PROMPT: Write out the listing below without alteration, omitting its pictures.

-- Start DATASET ROWS --

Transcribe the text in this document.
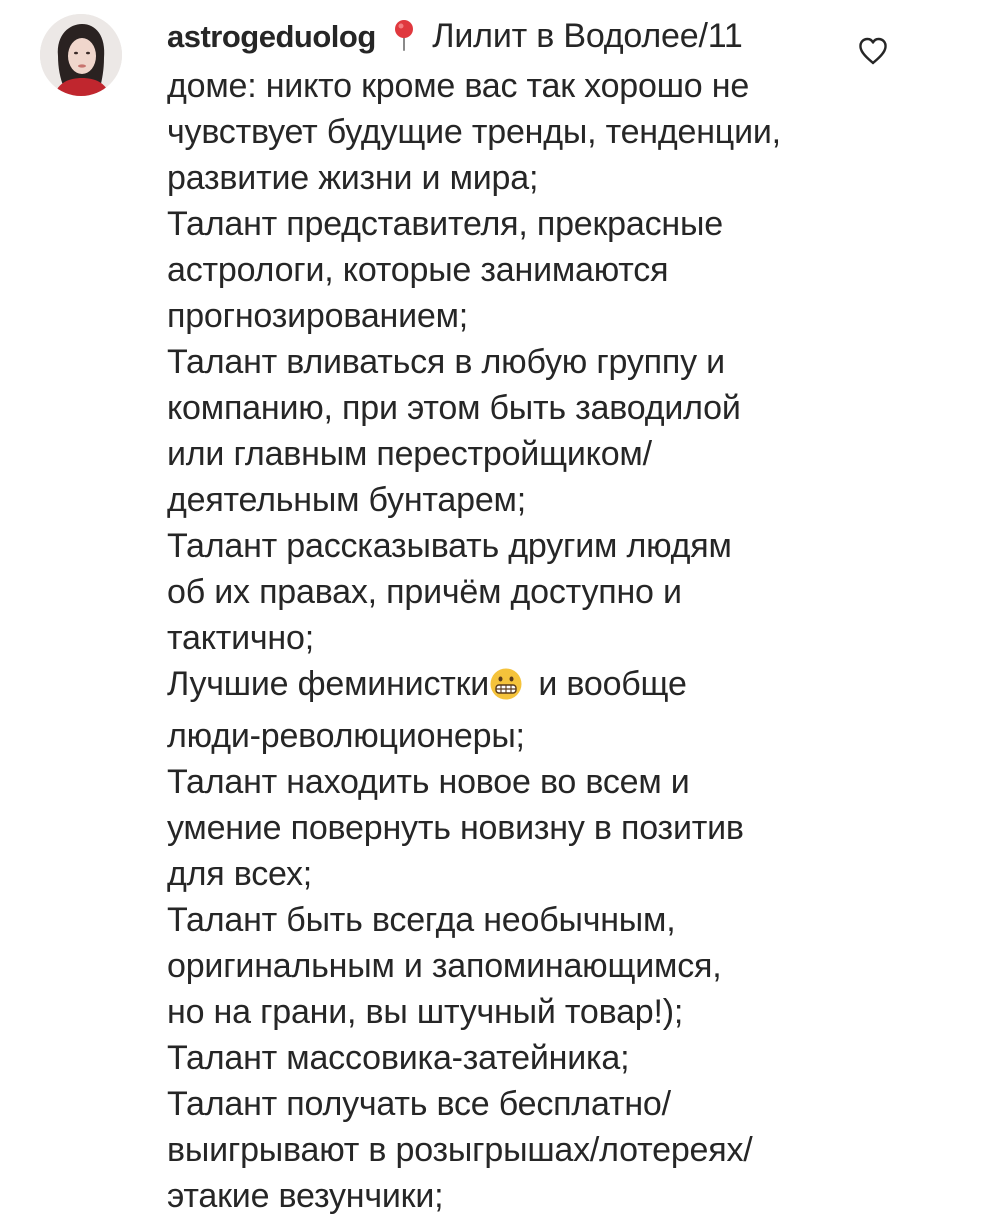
astrogeduolog Лилит в Водолее/11
доме: никто кроме вас так хорошо не
чувствует будущие тренды, тенденции,
развитие жизни и мира;
Талант представителя, прекрасные
астрологи, которые занимаются
прогнозированием;
Талант вливаться в любую группу и
компанию, при этом быть заводилой
или главным перестройщиком/
деятельным бунтарем;
Талант рассказывать другим людям
об их правах, причём доступно и
тактично;
Лучшие феминистки и вообще
люди-революционеры;
Талант находить новое во всем и
умение повернуть новизну в позитив
для всех;
Талант быть всегда необычным,
оригинальным и запоминающимся,
но на грани, вы штучный товар!);
Талант массовика-затейника;
Талант получать все бесплатно/
выигрывают в розыгрышах/лотереях/
этакие везунчики;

-- End DATASET ROWS --

FINAL RESULT:
Transcribe the text in this document.
astrogeduolog Лилит в Водолее/11
доме: никто кроме вас так хорошо не
чувствует будущие тренды, тенденции,
развитие жизни и мира;
Талант представителя, прекрасные
астрологи, которые занимаются
прогнозированием;
Талант вливаться в любую группу и
компанию, при этом быть заводилой
или главным перестройщиком/
деятельным бунтарем;
Талант рассказывать другим людям
об их правах, причём доступно и
тактично;
Лучшие феминистки и вообще
люди-революционеры;
Талант находить новое во всем и
умение повернуть новизну в позитив
для всех;
Талант быть всегда необычным,
оригинальным и запоминающимся,
но на грани, вы штучный товар!);
Талант массовика-затейника;
Талант получать все бесплатно/
выигрывают в розыгрышах/лотереях/
этакие везунчики;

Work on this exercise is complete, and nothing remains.